PROBLEM STATEMENT » Sift the listing for lines that hold the string "continues" and pull them out.

○ ○ ○ ○

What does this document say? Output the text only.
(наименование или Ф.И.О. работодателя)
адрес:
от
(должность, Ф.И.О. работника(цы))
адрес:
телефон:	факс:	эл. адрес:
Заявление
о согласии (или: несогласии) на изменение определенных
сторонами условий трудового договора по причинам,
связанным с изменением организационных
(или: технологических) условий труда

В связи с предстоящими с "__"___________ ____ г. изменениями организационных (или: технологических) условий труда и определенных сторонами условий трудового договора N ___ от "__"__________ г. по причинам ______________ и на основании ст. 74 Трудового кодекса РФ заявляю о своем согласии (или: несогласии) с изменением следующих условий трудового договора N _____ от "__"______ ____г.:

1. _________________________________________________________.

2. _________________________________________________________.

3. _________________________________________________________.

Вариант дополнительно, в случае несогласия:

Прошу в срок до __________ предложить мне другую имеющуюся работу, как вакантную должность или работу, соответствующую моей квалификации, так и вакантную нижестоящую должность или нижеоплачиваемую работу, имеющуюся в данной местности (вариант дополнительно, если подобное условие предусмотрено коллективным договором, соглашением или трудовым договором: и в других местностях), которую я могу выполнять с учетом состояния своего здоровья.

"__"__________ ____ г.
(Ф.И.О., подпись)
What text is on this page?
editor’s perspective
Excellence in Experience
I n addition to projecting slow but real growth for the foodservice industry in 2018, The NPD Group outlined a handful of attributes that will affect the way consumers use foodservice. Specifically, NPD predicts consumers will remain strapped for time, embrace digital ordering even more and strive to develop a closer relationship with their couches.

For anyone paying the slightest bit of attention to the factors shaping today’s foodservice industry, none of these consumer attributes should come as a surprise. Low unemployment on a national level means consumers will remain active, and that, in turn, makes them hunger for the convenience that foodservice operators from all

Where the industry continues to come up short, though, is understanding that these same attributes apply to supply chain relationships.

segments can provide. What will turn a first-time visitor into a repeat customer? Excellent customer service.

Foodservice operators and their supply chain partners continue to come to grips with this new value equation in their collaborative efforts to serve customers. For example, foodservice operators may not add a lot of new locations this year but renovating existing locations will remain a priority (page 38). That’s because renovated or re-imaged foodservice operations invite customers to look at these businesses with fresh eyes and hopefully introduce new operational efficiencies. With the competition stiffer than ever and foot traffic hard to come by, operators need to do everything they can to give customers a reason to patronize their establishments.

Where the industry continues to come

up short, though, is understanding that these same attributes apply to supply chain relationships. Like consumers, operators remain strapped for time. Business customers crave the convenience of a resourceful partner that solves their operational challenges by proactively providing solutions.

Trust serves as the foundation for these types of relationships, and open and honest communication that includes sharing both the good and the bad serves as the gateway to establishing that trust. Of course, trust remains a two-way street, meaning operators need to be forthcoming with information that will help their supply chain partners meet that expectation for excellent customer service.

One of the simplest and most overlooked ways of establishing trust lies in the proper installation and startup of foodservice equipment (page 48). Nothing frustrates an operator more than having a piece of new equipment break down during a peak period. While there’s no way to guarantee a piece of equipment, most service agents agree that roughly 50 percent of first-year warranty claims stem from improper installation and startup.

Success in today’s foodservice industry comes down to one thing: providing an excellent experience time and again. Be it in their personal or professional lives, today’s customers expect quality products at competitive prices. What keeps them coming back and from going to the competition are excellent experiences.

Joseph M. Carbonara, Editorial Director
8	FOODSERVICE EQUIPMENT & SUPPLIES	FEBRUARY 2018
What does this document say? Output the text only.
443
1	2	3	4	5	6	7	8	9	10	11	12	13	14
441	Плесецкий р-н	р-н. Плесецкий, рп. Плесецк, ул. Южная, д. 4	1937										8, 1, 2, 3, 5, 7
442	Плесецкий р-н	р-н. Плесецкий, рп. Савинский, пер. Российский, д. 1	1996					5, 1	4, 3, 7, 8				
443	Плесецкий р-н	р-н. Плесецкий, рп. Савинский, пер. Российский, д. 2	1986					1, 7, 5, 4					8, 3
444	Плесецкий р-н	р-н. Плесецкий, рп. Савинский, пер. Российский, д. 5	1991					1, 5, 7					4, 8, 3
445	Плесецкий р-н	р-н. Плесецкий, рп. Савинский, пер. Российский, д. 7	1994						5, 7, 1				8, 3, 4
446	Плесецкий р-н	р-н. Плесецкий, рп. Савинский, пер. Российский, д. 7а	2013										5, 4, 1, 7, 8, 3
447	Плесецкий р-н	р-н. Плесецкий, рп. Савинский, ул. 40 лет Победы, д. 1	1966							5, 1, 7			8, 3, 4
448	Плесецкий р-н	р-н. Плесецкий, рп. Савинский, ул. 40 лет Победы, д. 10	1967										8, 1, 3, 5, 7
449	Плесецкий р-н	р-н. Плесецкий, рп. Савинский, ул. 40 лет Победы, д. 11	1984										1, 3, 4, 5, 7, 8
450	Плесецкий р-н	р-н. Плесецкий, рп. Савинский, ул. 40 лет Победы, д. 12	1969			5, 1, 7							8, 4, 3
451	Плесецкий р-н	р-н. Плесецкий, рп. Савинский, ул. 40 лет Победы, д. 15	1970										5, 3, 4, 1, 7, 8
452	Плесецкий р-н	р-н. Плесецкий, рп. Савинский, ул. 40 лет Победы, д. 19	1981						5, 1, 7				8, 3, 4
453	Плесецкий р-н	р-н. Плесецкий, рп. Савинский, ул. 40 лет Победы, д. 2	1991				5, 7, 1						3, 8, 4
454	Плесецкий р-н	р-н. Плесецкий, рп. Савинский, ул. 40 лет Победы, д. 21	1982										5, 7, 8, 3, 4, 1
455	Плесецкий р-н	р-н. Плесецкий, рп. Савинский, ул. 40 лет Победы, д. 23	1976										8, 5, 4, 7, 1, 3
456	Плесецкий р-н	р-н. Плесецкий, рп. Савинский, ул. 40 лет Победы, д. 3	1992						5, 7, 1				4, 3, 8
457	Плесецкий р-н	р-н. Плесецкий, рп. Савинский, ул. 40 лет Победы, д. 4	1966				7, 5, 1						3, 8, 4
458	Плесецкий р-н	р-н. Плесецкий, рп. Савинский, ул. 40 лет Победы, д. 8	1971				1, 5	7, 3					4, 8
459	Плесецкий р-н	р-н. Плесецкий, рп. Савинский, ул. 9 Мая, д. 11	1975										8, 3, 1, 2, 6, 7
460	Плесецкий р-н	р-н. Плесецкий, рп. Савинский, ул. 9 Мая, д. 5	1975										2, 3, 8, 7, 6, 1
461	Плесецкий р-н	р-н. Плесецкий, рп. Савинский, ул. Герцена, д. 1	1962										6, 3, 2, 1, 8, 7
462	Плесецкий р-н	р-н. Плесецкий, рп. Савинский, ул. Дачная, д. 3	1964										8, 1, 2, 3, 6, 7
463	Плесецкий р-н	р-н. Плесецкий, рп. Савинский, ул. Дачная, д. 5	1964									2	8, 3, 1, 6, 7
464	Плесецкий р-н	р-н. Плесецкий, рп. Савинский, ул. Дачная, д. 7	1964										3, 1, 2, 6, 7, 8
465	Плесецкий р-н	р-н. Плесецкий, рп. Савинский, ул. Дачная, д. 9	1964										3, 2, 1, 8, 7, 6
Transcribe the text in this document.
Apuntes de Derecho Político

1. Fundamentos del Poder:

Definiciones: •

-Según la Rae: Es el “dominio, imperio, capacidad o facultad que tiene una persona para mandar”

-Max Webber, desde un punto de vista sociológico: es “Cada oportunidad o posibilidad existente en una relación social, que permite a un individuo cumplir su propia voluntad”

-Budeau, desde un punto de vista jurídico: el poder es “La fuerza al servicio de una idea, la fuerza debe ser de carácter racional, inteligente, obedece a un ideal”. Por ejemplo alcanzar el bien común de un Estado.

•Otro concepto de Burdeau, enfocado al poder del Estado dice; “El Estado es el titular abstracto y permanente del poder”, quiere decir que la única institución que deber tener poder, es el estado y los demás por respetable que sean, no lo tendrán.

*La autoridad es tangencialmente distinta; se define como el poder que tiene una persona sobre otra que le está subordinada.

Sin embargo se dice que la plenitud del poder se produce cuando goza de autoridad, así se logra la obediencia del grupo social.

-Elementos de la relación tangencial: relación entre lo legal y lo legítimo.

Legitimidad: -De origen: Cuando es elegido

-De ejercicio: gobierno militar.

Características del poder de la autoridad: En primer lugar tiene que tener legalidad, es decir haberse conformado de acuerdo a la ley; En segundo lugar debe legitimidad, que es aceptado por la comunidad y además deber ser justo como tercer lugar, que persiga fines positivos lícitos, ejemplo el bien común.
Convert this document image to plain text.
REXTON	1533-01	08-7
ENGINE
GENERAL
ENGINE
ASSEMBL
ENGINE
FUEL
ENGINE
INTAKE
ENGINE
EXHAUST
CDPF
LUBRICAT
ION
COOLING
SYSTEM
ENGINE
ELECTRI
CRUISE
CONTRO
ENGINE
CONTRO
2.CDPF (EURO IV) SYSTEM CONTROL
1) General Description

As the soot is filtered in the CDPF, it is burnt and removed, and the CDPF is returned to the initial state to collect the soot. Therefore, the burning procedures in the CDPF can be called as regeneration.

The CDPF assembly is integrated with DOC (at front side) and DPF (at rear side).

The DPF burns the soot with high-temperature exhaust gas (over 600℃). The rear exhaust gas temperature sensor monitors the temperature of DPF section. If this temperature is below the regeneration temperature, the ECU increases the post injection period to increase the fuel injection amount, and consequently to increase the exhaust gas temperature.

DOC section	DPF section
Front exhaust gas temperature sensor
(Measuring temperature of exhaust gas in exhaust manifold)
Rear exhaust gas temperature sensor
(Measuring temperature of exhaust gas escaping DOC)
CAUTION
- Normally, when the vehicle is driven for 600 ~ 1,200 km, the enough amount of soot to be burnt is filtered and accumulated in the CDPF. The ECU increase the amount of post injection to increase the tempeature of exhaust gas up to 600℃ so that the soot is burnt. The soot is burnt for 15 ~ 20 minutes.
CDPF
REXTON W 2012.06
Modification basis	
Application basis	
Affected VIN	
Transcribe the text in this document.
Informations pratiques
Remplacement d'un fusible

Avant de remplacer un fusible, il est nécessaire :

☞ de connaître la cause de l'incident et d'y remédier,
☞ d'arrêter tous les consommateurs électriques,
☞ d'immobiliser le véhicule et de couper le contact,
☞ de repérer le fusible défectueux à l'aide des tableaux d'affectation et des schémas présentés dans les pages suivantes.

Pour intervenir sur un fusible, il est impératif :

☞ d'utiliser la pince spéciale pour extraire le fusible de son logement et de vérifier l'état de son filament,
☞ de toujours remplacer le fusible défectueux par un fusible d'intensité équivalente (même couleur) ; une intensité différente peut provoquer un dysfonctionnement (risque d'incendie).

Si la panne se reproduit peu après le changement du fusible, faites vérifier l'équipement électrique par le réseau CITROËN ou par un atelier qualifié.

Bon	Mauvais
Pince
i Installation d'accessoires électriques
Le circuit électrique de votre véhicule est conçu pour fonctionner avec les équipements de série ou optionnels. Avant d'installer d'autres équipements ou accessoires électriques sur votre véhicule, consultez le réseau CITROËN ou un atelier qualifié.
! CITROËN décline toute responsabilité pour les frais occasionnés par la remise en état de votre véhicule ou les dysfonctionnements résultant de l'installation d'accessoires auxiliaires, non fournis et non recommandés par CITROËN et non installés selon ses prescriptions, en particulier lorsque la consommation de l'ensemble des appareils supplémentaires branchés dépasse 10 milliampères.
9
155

○ ○ ○ ○

SOLUTION FOR THIS PROBLEM »
Where the industry continues to come up short, though, is understanding that these same attributes apply to supply chain relationships.
Where the industry continues to come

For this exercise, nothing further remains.